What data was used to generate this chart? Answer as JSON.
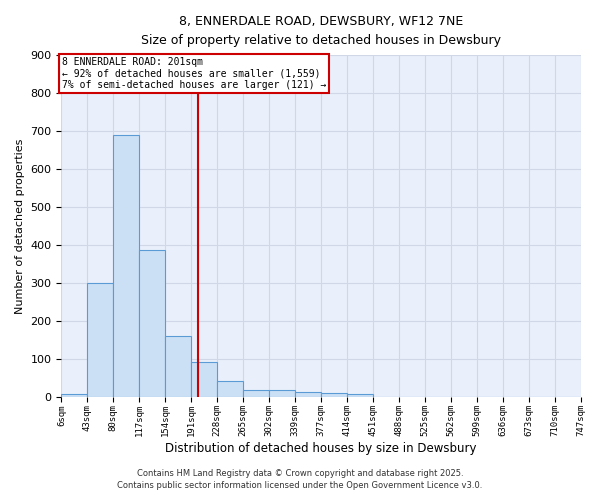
{
  "title": "8, ENNERDALE ROAD, DEWSBURY, WF12 7NE",
  "subtitle": "Size of property relative to detached houses in Dewsbury",
  "xlabel": "Distribution of detached houses by size in Dewsbury",
  "ylabel": "Number of detached properties",
  "bin_labels": [
    "6sqm",
    "43sqm",
    "80sqm",
    "117sqm",
    "154sqm",
    "191sqm",
    "228sqm",
    "265sqm",
    "302sqm",
    "339sqm",
    "377sqm",
    "414sqm",
    "451sqm",
    "488sqm",
    "525sqm",
    "562sqm",
    "599sqm",
    "636sqm",
    "673sqm",
    "710sqm",
    "747sqm"
  ],
  "bin_edges": [
    6,
    43,
    80,
    117,
    154,
    191,
    228,
    265,
    302,
    339,
    377,
    414,
    451,
    488,
    525,
    562,
    599,
    636,
    673,
    710,
    747
  ],
  "bar_heights": [
    8,
    300,
    690,
    385,
    160,
    90,
    42,
    18,
    18,
    12,
    10,
    7,
    0,
    0,
    0,
    0,
    0,
    0,
    0,
    0
  ],
  "bar_color": "#cce0f5",
  "bar_edge_color": "#5b9bd5",
  "grid_color": "#d0d8e8",
  "bg_color": "#eaf0fb",
  "property_value": 201,
  "vline_color": "#cc0000",
  "annotation_line1": "8 ENNERDALE ROAD: 201sqm",
  "annotation_line2": "← 92% of detached houses are smaller (1,559)",
  "annotation_line3": "7% of semi-detached houses are larger (121) →",
  "annotation_box_color": "#cc0000",
  "ylim": [
    0,
    900
  ],
  "yticks": [
    0,
    100,
    200,
    300,
    400,
    500,
    600,
    700,
    800,
    900
  ],
  "footer1": "Contains HM Land Registry data © Crown copyright and database right 2025.",
  "footer2": "Contains public sector information licensed under the Open Government Licence v3.0."
}
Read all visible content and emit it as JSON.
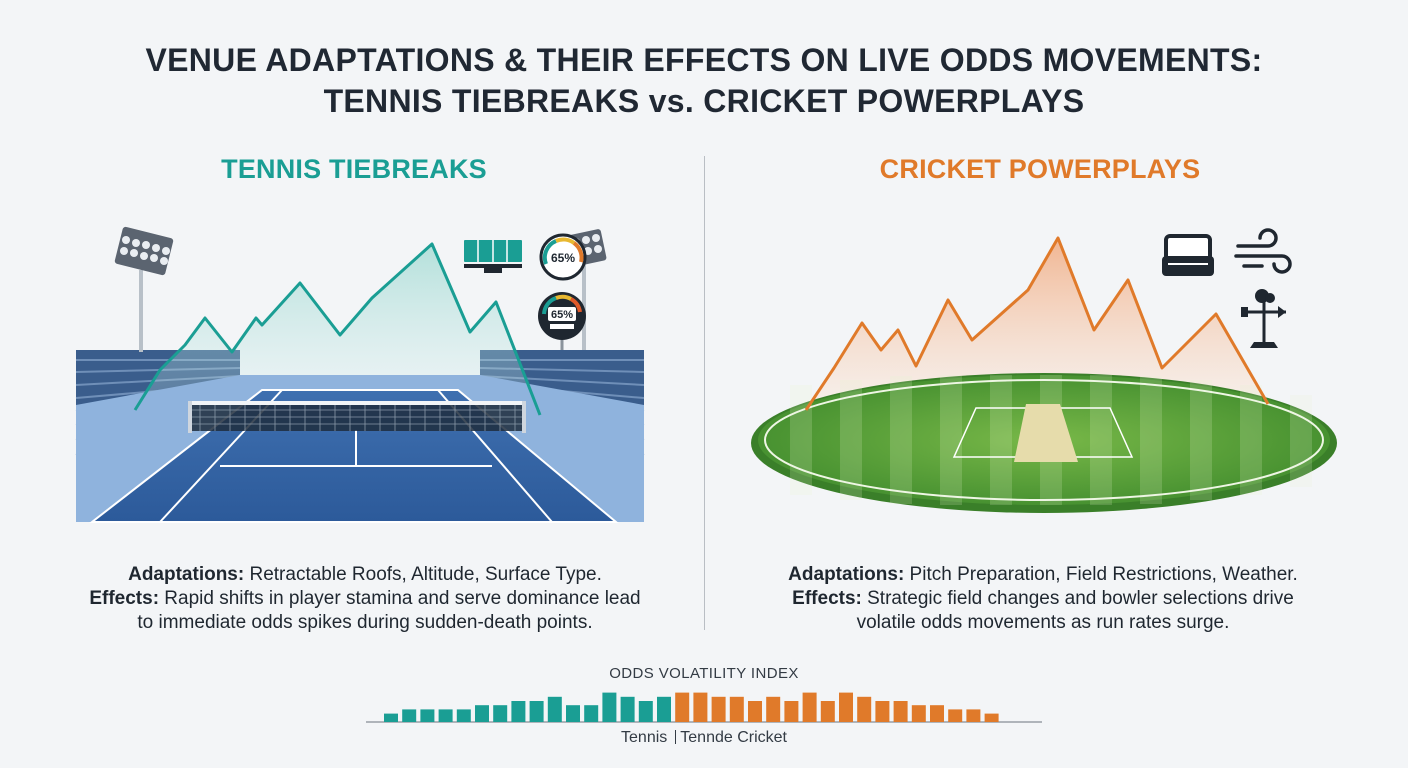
{
  "title": {
    "line1": "VENUE ADAPTATIONS & THEIR EFFECTS ON LIVE ODDS MOVEMENTS:",
    "line2": "TENNIS TIEBREAKS vs. CRICKET POWERPLAYS"
  },
  "tennis": {
    "heading": "TENNIS TIEBREAKS",
    "gauge_top": "65%",
    "gauge_bottom": "65%",
    "adaptations_label": "Adaptations:",
    "adaptations_text": " Retractable Roofs, Altitude, Surface Type.",
    "effects_label": "Effects:",
    "effects_text": " Rapid shifts in player stamina and serve dominance lead",
    "effects_text2": "to immediate odds spikes during sudden-death points.",
    "icons": [
      "floodlight-icon",
      "retractable-roof-icon",
      "altitude-gauge-icon"
    ]
  },
  "cricket": {
    "heading": "CRICKET POWERPLAYS",
    "adaptations_label": "Adaptations:",
    "adaptations_text": " Pitch Preparation, Field Restrictions, Weather.",
    "effects_label": "Effects:",
    "effects_text": " Strategic field changes and bowler selections drive",
    "effects_text2": "volatile odds movements as run rates surge.",
    "icons": [
      "pitch-roller-icon",
      "wind-icon",
      "weather-vane-icon"
    ]
  },
  "colors": {
    "tennis": "#1a9e94",
    "cricket": "#e07a2a",
    "court": "#2f5f9e",
    "grass": "#4f9a33"
  },
  "chart_data": {
    "type": "bar",
    "title": "ODDS VOLATILITY INDEX",
    "legend": {
      "tennis": "Tennis",
      "cricket": "Tennde Cricket"
    },
    "tennis_values": [
      2,
      3,
      3,
      3,
      3,
      4,
      4,
      5,
      5,
      6,
      4,
      4,
      7,
      6,
      5,
      6
    ],
    "cricket_values": [
      7,
      7,
      6,
      6,
      5,
      6,
      5,
      7,
      5,
      7,
      6,
      5,
      5,
      4,
      4,
      3,
      3,
      2
    ]
  }
}
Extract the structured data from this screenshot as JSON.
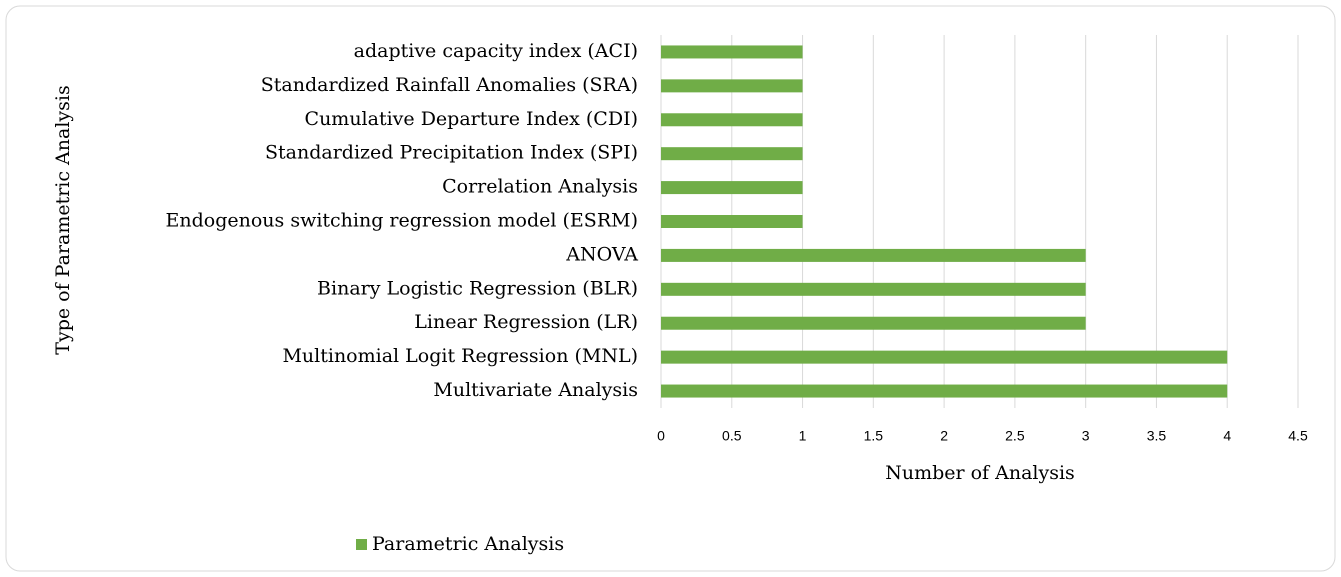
{
  "chart_data": {
    "type": "bar",
    "orientation": "horizontal",
    "xlabel": "Number of Analysis",
    "ylabel": "Type of Parametric Analysis",
    "categories": [
      "adaptive capacity index (ACI)",
      "Standardized Rainfall Anomalies (SRA)",
      "Cumulative Departure Index (CDI)",
      "Standardized Precipitation Index (SPI)",
      "Correlation Analysis",
      "Endogenous switching regression model (ESRM)",
      "ANOVA",
      "Binary Logistic Regression (BLR)",
      "Linear Regression (LR)",
      "Multinomial Logit Regression (MNL)",
      "Multivariate Analysis"
    ],
    "series": [
      {
        "name": "Parametric Analysis",
        "color": "#70ad47",
        "values": [
          1,
          1,
          1,
          1,
          1,
          1,
          3,
          3,
          3,
          4,
          4
        ]
      }
    ],
    "xlim": [
      0,
      4.5
    ],
    "xticks": [
      0,
      0.5,
      1,
      1.5,
      2,
      2.5,
      3,
      3.5,
      4,
      4.5
    ],
    "grid": true,
    "legend": "bottom"
  }
}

______

Every line above that contains the word "xlabel" should be reported.

  "xlabel": "Distribution of detached houses by size in Dewsbury",
    "xlabel": "Number of Analysis",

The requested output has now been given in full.